This is the first part in a series of blog posts where I will provision HashiCorp Nomad on Microsoft Azure.
The idea of this blog series is to begin from the start and work towards having a reliable Nomad cluster on Azure. How many parts this blog series will contain remains to be seen.
The full source code discussed in this blog series is available on this GitHub repository:
Accompanying git repository for my blog series on “Nomad on Azure”
Specifically for this blog post, see the part01 directory of the repository.
What is HashiCorp Nomad?#
You have most likely heard about Kubernetes. Nomad is similar to Kubernetes. There are things that Kubernetes can do that Nomad can’t, and vice versa. The general idea of the two platforms is the same: running and orchestrating application workloads.
Nomad comes as a single binary. You can run Nomad on your local machine for testing purposes. Nomad runs on Windows, Mac, and Linux.
In a production scenario or in any other shared environment you should run Nomad on dedicated machines. You could run Nomad on a Kubernetes cluster, but that does not make any sense. In this blog series we will run Nomad on Azure virtual machines.
Nomad can run either as servers or clients. The same Nomad binary is used in both cases, the only difference is how you configure Nomad through configuration files. The configuration files are written in the HashiCorp Configuration Language (HCL). Nomad servers are responsible for orchestrating and placing workloads on clients. Nomad clients are responsible for running the workloads.
A Nomad cluster should consist of at least three servers, and at most seven servers. The cluster can include any number of clients.
A Kubernetes cluster can orchestrate containers based on container images (e.g. Docker). Nomad provides more options. You can run containers similar to Kubernetes, but you can also run scripts, Java JAR files, and more. You must install task drivers on your Nomad clients to support running different types of artifacts.
In this and the following blog posts in this series we will encounter many of these details. To get the full picture of what Nomad is, visit the documentation.

Source material >>

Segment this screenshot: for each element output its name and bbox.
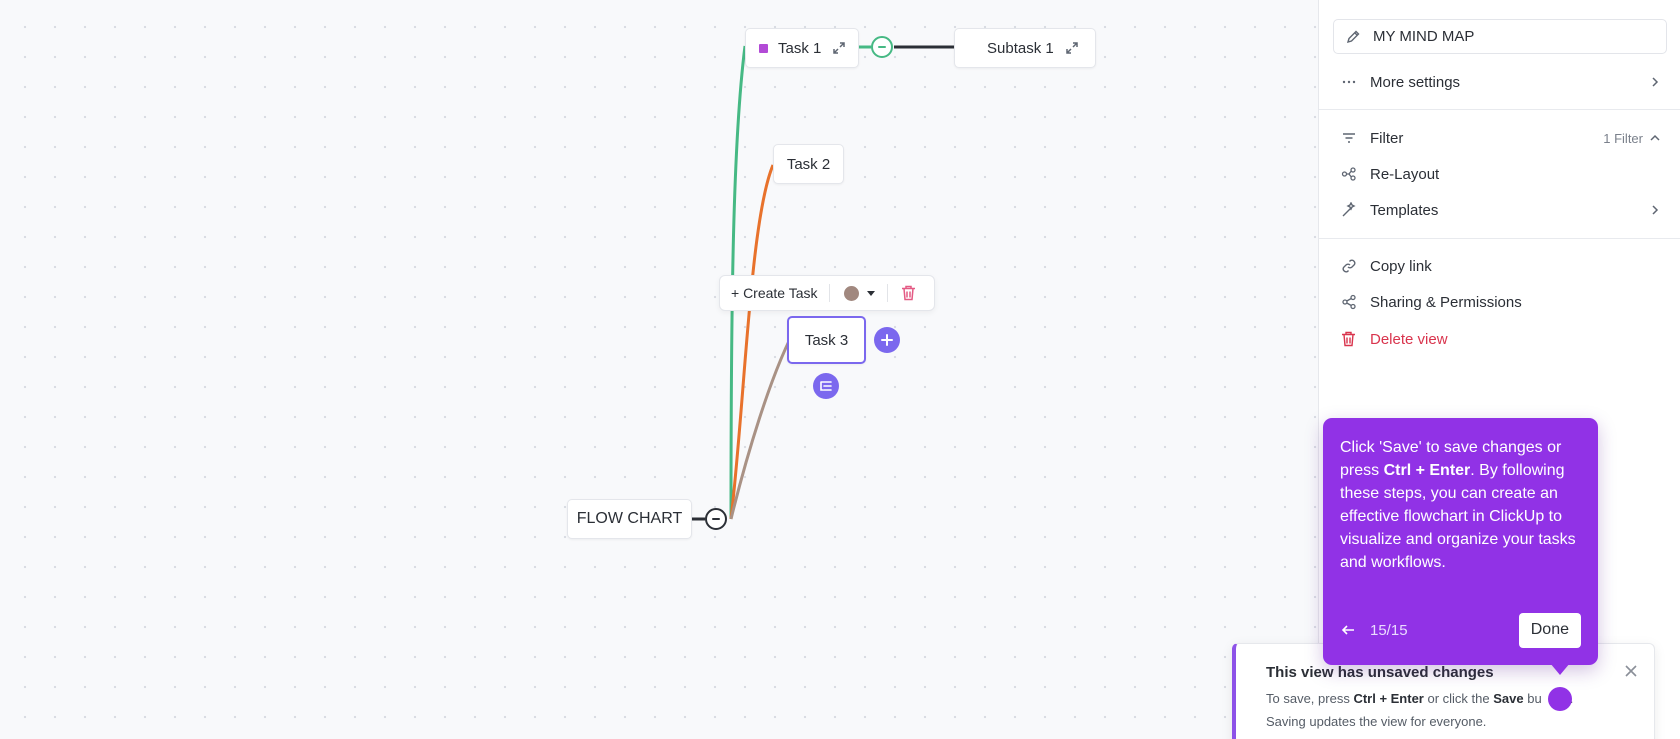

Short problem A >> Quote the Nomad post word for word, starting at "Nomad comes as" and stopping after "number of clients.".
Short problem B >>
Answer these questions from the Nomad post:
(i) What language are Nomad configuration files written in?
(ii) What are the fewest and the most servers a Nomad cluster should have?
(iii) Which directory of the repository goes with this particular post?
Work only from the Nomad post.

Worked solution A >>
Nomad comes as a single binary. You can run Nomad on your local machine for testing purposes. Nomad runs on Windows, Mac, and Linux.
In a production scenario or in any other shared environment you should run Nomad on dedicated machines. You could run Nomad on a Kubernetes cluster, but that does not make any sense. In this blog series we will run Nomad on Azure virtual machines.
Nomad can run either as servers or clients. The same Nomad binary is used in both cases, the only difference is how you configure Nomad through configuration files. The configuration files are written in the HashiCorp Configuration Language (HCL). Nomad servers are responsible for orchestrating and placing workloads on clients. Nomad clients are responsible for running the workloads.
A Nomad cluster should consist of at least three servers, and at most seven servers. The cluster can include any number of clients.

Worked solution B >>
(i) The HashiCorp Configuration Language (HCL).
(ii) At least three servers and at most seven.
(iii) The part01 directory.